= Records for the task =
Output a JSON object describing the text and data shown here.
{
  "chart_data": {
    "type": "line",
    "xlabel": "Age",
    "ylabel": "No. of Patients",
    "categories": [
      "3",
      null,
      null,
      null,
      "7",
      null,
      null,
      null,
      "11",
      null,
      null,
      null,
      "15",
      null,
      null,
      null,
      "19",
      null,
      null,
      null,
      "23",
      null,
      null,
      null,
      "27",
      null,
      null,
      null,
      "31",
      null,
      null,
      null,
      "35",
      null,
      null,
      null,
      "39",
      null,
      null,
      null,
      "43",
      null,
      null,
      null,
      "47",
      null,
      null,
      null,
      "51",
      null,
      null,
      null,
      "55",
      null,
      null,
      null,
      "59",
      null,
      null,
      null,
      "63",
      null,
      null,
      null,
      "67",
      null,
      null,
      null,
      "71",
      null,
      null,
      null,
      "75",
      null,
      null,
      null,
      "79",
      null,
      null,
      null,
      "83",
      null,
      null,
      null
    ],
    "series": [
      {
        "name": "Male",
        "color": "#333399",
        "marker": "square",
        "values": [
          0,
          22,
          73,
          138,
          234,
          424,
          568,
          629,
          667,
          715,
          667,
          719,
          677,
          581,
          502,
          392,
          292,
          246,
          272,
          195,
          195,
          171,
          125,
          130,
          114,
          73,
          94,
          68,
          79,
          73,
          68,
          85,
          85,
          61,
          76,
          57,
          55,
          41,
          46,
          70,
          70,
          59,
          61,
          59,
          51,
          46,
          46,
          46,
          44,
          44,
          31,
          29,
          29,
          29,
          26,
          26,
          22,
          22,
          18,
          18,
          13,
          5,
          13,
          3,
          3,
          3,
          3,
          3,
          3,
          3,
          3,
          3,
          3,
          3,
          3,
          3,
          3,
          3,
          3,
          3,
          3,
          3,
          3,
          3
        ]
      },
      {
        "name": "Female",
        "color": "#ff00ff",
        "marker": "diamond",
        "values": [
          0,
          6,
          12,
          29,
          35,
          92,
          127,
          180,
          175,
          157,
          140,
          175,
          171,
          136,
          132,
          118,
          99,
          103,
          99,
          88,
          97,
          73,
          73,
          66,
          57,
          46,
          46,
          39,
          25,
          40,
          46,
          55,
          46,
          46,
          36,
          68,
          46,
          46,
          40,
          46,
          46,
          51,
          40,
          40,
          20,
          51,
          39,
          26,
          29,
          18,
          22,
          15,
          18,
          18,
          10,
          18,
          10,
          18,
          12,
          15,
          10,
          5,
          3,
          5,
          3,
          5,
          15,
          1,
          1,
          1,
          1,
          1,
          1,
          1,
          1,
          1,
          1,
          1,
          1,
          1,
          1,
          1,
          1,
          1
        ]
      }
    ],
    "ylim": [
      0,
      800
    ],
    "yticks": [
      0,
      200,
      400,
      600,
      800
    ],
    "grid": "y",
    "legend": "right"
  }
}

= What you are asked to do =
Each entry must be retyped exactly as it was written above.

= Output for this exercise =
Output a JSON object describing the text and data shown here.
{
  "chart_data": {
    "type": "line",
    "xlabel": "Age",
    "ylabel": "No. of Patients",
    "categories": [
      "3",
      null,
      null,
      null,
      "7",
      null,
      null,
      null,
      "11",
      null,
      null,
      null,
      "15",
      null,
      null,
      null,
      "19",
      null,
      null,
      null,
      "23",
      null,
      null,
      null,
      "27",
      null,
      null,
      null,
      "31",
      null,
      null,
      null,
      "35",
      null,
      null,
      null,
      "39",
      null,
      null,
      null,
      "43",
      null,
      null,
      null,
      "47",
      null,
      null,
      null,
      "51",
      null,
      null,
      null,
      "55",
      null,
      null,
      null,
      "59",
      null,
      null,
      null,
      "63",
      null,
      null,
      null,
      "67",
      null,
      null,
      null,
      "71",
      null,
      null,
      null,
      "75",
      null,
      null,
      null,
      "79",
      null,
      null,
      null,
      "83",
      null,
      null,
      null
    ],
    "series": [
      {
        "name": "Male",
        "color": "#333399",
        "marker": "square",
        "values": [
          0,
          22,
          73,
          138,
          234,
          424,
          568,
          629,
          667,
          715,
          667,
          719,
          677,
          581,
          502,
          392,
          292,
          246,
          272,
          195,
          195,
          171,
          125,
          130,
          114,
          73,
          94,
          68,
          79,
          73,
          68,
          85,
          85,
          61,
          76,
          57,
          55,
          41,
          46,
          70,
          70,
          59,
          61,
          59,
          51,
          46,
          46,
          46,
          44,
          44,
          31,
          29,
          29,
          29,
          26,
          26,
          22,
          22,
          18,
          18,
          13,
          5,
          13,
          3,
          3,
          3,
          3,
          3,
          3,
          3,
          3,
          3,
          3,
          3,
          3,
          3,
          3,
          3,
          3,
          3,
          3,
          3,
          3,
          3
        ]
      },
      {
        "name": "Female",
        "color": "#ff00ff",
        "marker": "diamond",
        "values": [
          0,
          6,
          12,
          29,
          35,
          92,
          127,
          180,
          175,
          157,
          140,
          175,
          171,
          136,
          132,
          118,
          99,
          103,
          99,
          88,
          97,
          73,
          73,
          66,
          57,
          46,
          46,
          39,
          25,
          40,
          46,
          55,
          46,
          46,
          36,
          68,
          46,
          46,
          40,
          46,
          46,
          51,
          40,
          40,
          20,
          51,
          39,
          26,
          29,
          18,
          22,
          15,
          18,
          18,
          10,
          18,
          10,
          18,
          12,
          15,
          10,
          5,
          3,
          5,
          3,
          5,
          15,
          1,
          1,
          1,
          1,
          1,
          1,
          1,
          1,
          1,
          1,
          1,
          1,
          1,
          1,
          1,
          1,
          1
        ]
      }
    ],
    "ylim": [
      0,
      800
    ],
    "yticks": [
      0,
      200,
      400,
      600,
      800
    ],
    "grid": "y",
    "legend": "right"
  }
}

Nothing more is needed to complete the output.